Exercise
Leave out the pictures, then reproduce the rest of the material exactly.

The data
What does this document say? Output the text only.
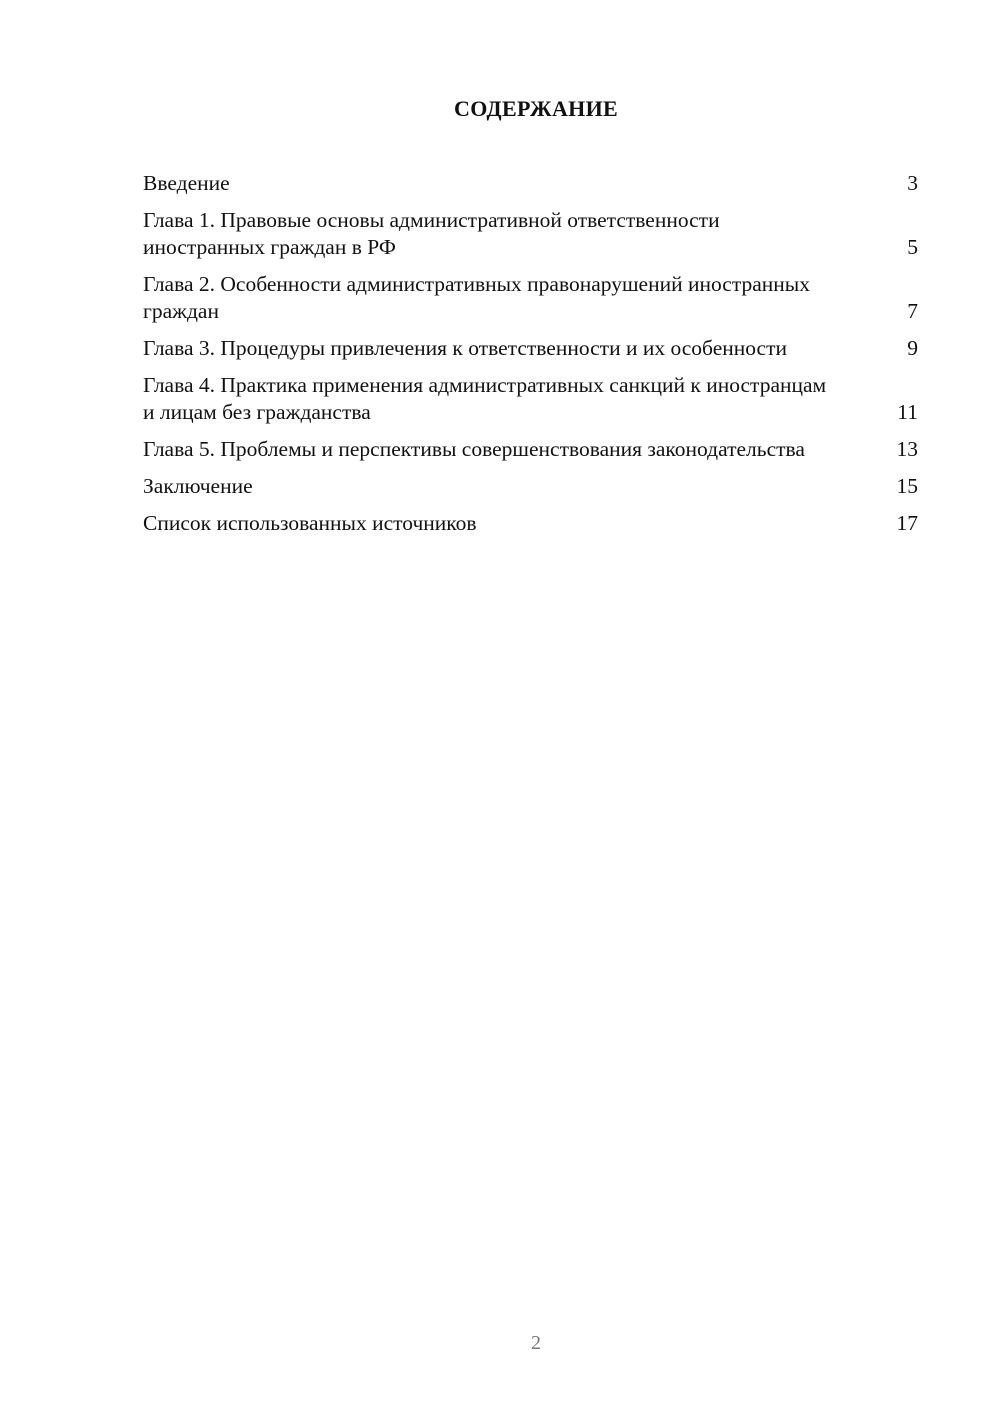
СОДЕРЖАНИЕ
Введение	3
Глава 1. Правовые основы административной ответственности иностранных граждан в РФ	5
Глава 2. Особенности административных правонарушений иностранных граждан	7
Глава 3. Процедуры привлечения к ответственности и их особенности	9
Глава 4. Практика применения административных санкций к иностранцам и лицам без гражданства	11
Глава 5. Проблемы и перспективы совершенствования законодательства	13
Заключение	15
Список использованных источников	17
2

Response below
What does this document say? Output the text only.
СОДЕРЖАНИЕ
Введение	3
Глава 1. Правовые основы административной ответственности иностранных граждан в РФ	5
Глава 2. Особенности административных правонарушений иностранных граждан	7
Глава 3. Процедуры привлечения к ответственности и их особенности	9
Глава 4. Практика применения административных санкций к иностранцам и лицам без гражданства	11
Глава 5. Проблемы и перспективы совершенствования законодательства	13
Заключение	15
Список использованных источников	17
2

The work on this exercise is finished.